## Directions for this task
Report how many lines in the data below contain the string "title". Give only the number.

Extracted records:
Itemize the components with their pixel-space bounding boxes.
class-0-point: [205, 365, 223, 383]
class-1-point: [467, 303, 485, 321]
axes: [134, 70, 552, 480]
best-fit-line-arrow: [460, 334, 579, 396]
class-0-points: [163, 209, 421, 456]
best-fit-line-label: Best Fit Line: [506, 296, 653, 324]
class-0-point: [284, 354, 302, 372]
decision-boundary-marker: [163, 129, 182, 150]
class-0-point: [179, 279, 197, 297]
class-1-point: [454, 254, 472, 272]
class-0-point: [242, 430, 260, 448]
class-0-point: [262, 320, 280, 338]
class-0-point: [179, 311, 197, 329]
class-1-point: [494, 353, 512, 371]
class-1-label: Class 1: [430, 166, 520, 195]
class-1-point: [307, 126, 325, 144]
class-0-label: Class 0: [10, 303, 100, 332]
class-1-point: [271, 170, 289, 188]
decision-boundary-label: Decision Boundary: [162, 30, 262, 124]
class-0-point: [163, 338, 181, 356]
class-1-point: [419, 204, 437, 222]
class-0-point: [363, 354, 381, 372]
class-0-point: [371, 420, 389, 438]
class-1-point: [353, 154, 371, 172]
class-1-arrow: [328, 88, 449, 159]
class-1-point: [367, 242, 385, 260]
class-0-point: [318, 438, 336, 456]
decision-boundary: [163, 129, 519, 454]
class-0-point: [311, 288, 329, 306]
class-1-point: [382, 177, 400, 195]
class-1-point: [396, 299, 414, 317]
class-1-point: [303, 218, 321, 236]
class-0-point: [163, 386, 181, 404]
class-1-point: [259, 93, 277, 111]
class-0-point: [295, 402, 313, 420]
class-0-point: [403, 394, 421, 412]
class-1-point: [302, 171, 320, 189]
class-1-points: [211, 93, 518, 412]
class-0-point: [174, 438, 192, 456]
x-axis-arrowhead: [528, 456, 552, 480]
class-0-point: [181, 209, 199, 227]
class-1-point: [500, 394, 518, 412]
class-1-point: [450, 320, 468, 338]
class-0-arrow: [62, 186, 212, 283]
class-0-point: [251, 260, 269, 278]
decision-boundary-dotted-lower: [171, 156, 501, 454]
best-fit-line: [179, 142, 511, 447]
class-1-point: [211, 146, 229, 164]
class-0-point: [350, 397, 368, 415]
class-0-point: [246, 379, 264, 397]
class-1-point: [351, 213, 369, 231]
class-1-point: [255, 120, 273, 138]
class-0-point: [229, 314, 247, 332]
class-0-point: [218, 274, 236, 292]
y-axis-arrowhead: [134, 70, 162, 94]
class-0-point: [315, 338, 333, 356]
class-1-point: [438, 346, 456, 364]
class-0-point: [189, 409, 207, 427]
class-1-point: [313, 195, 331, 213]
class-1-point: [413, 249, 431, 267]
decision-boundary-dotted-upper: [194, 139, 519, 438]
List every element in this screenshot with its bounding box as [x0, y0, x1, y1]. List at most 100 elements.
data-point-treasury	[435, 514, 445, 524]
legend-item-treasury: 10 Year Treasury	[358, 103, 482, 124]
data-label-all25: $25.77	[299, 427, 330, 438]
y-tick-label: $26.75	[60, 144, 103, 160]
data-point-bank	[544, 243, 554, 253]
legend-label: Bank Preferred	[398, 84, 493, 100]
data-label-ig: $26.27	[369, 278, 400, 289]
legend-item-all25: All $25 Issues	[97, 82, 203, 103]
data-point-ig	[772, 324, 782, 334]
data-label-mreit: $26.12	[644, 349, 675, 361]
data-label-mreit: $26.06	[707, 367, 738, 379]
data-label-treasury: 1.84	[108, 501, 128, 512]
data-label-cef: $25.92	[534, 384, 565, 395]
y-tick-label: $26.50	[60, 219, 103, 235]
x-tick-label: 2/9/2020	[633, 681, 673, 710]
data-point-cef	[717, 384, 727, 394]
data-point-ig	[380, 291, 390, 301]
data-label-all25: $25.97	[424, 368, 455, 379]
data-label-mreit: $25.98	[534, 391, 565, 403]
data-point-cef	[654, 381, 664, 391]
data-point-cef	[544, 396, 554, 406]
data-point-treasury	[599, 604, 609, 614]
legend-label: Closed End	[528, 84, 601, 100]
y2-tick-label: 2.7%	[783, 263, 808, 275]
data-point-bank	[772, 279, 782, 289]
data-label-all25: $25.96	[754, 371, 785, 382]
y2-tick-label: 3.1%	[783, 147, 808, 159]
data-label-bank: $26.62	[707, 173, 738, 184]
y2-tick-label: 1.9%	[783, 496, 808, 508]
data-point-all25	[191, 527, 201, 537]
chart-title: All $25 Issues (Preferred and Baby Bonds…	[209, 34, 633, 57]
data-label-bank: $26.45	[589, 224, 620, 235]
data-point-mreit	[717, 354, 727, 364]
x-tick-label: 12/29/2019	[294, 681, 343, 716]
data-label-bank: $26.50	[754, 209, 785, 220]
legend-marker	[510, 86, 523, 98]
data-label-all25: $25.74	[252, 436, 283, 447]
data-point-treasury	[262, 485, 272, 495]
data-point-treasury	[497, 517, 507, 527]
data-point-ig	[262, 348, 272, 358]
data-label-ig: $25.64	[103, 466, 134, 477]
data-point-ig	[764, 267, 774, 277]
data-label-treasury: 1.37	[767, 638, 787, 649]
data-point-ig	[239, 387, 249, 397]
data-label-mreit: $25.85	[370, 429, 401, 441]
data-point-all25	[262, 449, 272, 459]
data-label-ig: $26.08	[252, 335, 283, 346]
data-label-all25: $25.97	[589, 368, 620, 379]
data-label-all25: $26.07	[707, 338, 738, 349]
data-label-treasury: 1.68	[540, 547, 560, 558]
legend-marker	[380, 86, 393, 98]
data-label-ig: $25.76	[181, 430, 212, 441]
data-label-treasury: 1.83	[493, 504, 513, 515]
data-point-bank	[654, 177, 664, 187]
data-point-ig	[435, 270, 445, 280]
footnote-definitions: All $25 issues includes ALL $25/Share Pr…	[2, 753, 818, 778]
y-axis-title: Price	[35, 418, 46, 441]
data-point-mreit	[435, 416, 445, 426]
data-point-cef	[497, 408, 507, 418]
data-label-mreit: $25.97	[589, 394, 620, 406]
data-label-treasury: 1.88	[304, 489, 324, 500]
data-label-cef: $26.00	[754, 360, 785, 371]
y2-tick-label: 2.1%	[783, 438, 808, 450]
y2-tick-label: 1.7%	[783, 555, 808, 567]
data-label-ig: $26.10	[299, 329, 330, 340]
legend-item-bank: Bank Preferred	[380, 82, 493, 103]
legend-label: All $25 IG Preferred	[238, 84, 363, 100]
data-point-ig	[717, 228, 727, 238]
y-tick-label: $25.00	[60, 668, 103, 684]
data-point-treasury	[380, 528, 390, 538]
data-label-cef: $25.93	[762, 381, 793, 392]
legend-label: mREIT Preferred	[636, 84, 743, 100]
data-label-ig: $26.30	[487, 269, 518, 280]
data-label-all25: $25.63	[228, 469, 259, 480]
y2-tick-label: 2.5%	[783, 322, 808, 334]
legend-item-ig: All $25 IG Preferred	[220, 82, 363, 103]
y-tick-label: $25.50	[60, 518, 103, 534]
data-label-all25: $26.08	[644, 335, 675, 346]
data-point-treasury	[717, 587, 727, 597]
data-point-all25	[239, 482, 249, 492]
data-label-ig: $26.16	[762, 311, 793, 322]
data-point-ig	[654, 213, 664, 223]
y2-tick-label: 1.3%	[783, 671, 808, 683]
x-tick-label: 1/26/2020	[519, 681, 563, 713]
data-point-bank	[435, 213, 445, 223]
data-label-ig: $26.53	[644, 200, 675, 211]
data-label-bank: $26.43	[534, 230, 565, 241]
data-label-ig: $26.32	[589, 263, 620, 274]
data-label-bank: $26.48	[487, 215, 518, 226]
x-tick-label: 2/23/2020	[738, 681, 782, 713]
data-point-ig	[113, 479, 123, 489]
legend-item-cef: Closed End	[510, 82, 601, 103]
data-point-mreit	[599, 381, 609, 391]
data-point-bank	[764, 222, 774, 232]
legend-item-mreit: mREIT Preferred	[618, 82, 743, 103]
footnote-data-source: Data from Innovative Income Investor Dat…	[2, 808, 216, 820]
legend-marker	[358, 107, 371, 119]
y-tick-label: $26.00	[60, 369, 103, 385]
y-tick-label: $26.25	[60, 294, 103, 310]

## Solution below
2